** BEGIN DATA PROVIDED **
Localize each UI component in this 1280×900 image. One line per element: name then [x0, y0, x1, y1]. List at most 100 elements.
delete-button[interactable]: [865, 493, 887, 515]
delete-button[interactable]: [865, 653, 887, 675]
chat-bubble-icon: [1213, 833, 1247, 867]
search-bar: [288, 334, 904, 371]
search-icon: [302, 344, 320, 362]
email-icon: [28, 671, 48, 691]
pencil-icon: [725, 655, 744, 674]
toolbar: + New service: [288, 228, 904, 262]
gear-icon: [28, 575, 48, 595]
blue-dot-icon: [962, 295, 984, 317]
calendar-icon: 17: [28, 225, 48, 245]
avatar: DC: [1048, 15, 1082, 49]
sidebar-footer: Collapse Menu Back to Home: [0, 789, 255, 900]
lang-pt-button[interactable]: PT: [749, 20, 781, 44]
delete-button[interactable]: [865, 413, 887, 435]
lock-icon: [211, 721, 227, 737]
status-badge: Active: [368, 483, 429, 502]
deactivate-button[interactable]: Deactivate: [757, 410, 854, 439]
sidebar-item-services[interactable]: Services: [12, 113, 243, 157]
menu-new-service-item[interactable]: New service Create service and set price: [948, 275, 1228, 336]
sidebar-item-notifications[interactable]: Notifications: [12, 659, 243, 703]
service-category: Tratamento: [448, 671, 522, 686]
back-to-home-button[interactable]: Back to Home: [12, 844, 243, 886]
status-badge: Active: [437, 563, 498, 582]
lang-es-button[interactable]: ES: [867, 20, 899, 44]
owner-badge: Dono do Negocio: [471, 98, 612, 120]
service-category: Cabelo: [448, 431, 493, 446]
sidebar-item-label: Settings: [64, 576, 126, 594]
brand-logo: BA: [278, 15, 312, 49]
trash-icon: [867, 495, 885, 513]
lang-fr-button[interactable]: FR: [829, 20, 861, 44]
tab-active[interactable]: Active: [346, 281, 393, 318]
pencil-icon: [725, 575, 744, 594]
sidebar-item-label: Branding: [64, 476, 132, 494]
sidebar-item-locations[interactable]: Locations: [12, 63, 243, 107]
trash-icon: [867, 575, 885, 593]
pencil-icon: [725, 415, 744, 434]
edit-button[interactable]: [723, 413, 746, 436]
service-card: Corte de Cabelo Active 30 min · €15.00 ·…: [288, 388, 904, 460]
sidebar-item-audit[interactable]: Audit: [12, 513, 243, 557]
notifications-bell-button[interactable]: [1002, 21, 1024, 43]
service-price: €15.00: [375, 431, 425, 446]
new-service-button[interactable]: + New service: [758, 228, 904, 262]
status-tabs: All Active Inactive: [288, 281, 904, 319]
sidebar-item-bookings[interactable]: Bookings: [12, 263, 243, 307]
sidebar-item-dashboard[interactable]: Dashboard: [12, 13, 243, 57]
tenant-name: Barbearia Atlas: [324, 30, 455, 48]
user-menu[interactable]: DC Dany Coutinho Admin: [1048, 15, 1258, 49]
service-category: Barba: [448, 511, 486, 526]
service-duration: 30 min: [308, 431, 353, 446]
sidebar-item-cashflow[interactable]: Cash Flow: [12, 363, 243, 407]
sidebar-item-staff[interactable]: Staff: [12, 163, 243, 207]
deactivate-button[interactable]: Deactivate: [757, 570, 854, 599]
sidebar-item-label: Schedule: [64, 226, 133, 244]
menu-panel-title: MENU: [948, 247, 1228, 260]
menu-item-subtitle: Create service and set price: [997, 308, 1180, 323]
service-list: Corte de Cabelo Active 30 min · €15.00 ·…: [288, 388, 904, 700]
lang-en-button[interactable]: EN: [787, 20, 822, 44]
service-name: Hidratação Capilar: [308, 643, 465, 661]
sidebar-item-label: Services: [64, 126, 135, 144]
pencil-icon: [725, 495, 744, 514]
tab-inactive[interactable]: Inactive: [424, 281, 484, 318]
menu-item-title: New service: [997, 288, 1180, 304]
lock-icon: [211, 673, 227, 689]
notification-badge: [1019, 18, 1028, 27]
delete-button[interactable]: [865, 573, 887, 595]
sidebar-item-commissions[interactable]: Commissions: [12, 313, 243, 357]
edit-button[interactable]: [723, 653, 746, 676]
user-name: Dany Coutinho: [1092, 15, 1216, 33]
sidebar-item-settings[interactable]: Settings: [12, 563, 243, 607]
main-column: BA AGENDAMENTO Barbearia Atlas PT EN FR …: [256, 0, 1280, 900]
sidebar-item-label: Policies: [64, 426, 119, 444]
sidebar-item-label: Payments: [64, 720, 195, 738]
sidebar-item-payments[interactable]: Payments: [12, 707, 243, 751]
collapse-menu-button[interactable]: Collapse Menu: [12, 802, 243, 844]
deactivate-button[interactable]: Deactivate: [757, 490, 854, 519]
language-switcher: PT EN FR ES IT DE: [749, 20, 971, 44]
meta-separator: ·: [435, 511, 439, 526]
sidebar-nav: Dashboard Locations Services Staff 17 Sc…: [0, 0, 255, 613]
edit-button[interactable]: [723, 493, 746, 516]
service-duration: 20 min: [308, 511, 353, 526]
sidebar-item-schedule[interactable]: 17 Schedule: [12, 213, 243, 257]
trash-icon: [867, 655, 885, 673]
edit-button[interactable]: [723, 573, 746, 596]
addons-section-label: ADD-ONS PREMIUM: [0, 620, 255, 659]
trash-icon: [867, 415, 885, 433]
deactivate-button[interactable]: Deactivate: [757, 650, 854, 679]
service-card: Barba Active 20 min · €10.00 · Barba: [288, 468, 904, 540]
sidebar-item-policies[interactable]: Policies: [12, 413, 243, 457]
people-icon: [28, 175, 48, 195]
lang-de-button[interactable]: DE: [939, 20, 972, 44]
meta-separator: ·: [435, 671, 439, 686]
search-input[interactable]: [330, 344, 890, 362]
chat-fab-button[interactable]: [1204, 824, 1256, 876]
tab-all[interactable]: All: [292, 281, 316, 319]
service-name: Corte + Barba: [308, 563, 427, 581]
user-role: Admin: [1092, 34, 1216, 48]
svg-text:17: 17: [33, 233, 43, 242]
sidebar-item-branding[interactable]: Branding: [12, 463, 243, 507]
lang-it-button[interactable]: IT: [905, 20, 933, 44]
** END DATA PROVIDED **
**YOUR OBJECTIVE**
Reproduce every line of the items above word for word, keeping each name and its bracketed coordinates unchanged.

**RESULT OF THE EXERCISE**
Localize each UI component in this 1280×900 image. One line per element: name then [x0, y0, x1, y1]. List at most 100 elements.
delete-button[interactable]: [865, 493, 887, 515]
delete-button[interactable]: [865, 653, 887, 675]
chat-bubble-icon: [1213, 833, 1247, 867]
search-bar: [288, 334, 904, 371]
search-icon: [302, 344, 320, 362]
email-icon: [28, 671, 48, 691]
pencil-icon: [725, 655, 744, 674]
toolbar: + New service: [288, 228, 904, 262]
gear-icon: [28, 575, 48, 595]
blue-dot-icon: [962, 295, 984, 317]
calendar-icon: 17: [28, 225, 48, 245]
avatar: DC: [1048, 15, 1082, 49]
sidebar-footer: Collapse Menu Back to Home: [0, 789, 255, 900]
lang-pt-button[interactable]: PT: [749, 20, 781, 44]
delete-button[interactable]: [865, 413, 887, 435]
lock-icon: [211, 721, 227, 737]
status-badge: Active: [368, 483, 429, 502]
deactivate-button[interactable]: Deactivate: [757, 410, 854, 439]
sidebar-item-services[interactable]: Services: [12, 113, 243, 157]
menu-new-service-item[interactable]: New service Create service and set price: [948, 275, 1228, 336]
sidebar-item-notifications[interactable]: Notifications: [12, 659, 243, 703]
service-category: Tratamento: [448, 671, 522, 686]
back-to-home-button[interactable]: Back to Home: [12, 844, 243, 886]
status-badge: Active: [437, 563, 498, 582]
lang-es-button[interactable]: ES: [867, 20, 899, 44]
owner-badge: Dono do Negocio: [471, 98, 612, 120]
service-category: Cabelo: [448, 431, 493, 446]
sidebar-item-label: Settings: [64, 576, 126, 594]
brand-logo: BA: [278, 15, 312, 49]
trash-icon: [867, 495, 885, 513]
lang-fr-button[interactable]: FR: [829, 20, 861, 44]
tab-active[interactable]: Active: [346, 281, 393, 318]
pencil-icon: [725, 575, 744, 594]
sidebar-item-label: Branding: [64, 476, 132, 494]
sidebar-item-locations[interactable]: Locations: [12, 63, 243, 107]
trash-icon: [867, 575, 885, 593]
pencil-icon: [725, 415, 744, 434]
edit-button[interactable]: [723, 413, 746, 436]
service-card: Corte de Cabelo Active 30 min · €15.00 ·…: [288, 388, 904, 460]
sidebar-item-audit[interactable]: Audit: [12, 513, 243, 557]
notifications-bell-button[interactable]: [1002, 21, 1024, 43]
service-price: €15.00: [375, 431, 425, 446]
new-service-button[interactable]: + New service: [758, 228, 904, 262]
status-tabs: All Active Inactive: [288, 281, 904, 319]
sidebar-item-bookings[interactable]: Bookings: [12, 263, 243, 307]
sidebar-item-dashboard[interactable]: Dashboard: [12, 13, 243, 57]
tenant-name: Barbearia Atlas: [324, 30, 455, 48]
user-menu[interactable]: DC Dany Coutinho Admin: [1048, 15, 1258, 49]
service-category: Barba: [448, 511, 486, 526]
service-duration: 30 min: [308, 431, 353, 446]
sidebar-item-cashflow[interactable]: Cash Flow: [12, 363, 243, 407]
sidebar-item-staff[interactable]: Staff: [12, 163, 243, 207]
deactivate-button[interactable]: Deactivate: [757, 570, 854, 599]
sidebar-item-label: Schedule: [64, 226, 133, 244]
menu-panel-title: MENU: [948, 247, 1228, 260]
menu-item-subtitle: Create service and set price: [997, 308, 1180, 323]
service-list: Corte de Cabelo Active 30 min · €15.00 ·…: [288, 388, 904, 700]
lang-en-button[interactable]: EN: [787, 20, 822, 44]
service-name: Hidratação Capilar: [308, 643, 465, 661]
sidebar-item-label: Services: [64, 126, 135, 144]
pencil-icon: [725, 495, 744, 514]
tab-inactive[interactable]: Inactive: [424, 281, 484, 318]
menu-item-title: New service: [997, 288, 1180, 304]
lock-icon: [211, 673, 227, 689]
notification-badge: [1019, 18, 1028, 27]
delete-button[interactable]: [865, 573, 887, 595]
sidebar-item-commissions[interactable]: Commissions: [12, 313, 243, 357]
edit-button[interactable]: [723, 653, 746, 676]
user-name: Dany Coutinho: [1092, 15, 1216, 33]
sidebar-item-settings[interactable]: Settings: [12, 563, 243, 607]
main-column: BA AGENDAMENTO Barbearia Atlas PT EN FR …: [256, 0, 1280, 900]
sidebar-item-label: Policies: [64, 426, 119, 444]
sidebar-item-label: Payments: [64, 720, 195, 738]
sidebar-item-payments[interactable]: Payments: [12, 707, 243, 751]
collapse-menu-button[interactable]: Collapse Menu: [12, 802, 243, 844]
deactivate-button[interactable]: Deactivate: [757, 490, 854, 519]
language-switcher: PT EN FR ES IT DE: [749, 20, 971, 44]
meta-separator: ·: [435, 511, 439, 526]
sidebar-nav: Dashboard Locations Services Staff 17 Sc…: [0, 0, 255, 613]
edit-button[interactable]: [723, 493, 746, 516]
service-duration: 20 min: [308, 511, 353, 526]
sidebar-item-schedule[interactable]: 17 Schedule: [12, 213, 243, 257]
trash-icon: [867, 655, 885, 673]
edit-button[interactable]: [723, 573, 746, 596]
addons-section-label: ADD-ONS PREMIUM: [0, 620, 255, 659]
trash-icon: [867, 415, 885, 433]
deactivate-button[interactable]: Deactivate: [757, 650, 854, 679]
service-card: Barba Active 20 min · €10.00 · Barba: [288, 468, 904, 540]
sidebar-item-policies[interactable]: Policies: [12, 413, 243, 457]
people-icon: [28, 175, 48, 195]
lang-de-button[interactable]: DE: [939, 20, 972, 44]
meta-separator: ·: [435, 671, 439, 686]
search-input[interactable]: [330, 344, 890, 362]
chat-fab-button[interactable]: [1204, 824, 1256, 876]
tab-all[interactable]: All: [292, 281, 316, 319]
service-name: Corte + Barba: [308, 563, 427, 581]
user-role: Admin: [1092, 34, 1216, 48]
svg-text:17: 17: [33, 233, 43, 242]
sidebar-item-branding[interactable]: Branding: [12, 463, 243, 507]
lang-it-button[interactable]: IT: [905, 20, 933, 44]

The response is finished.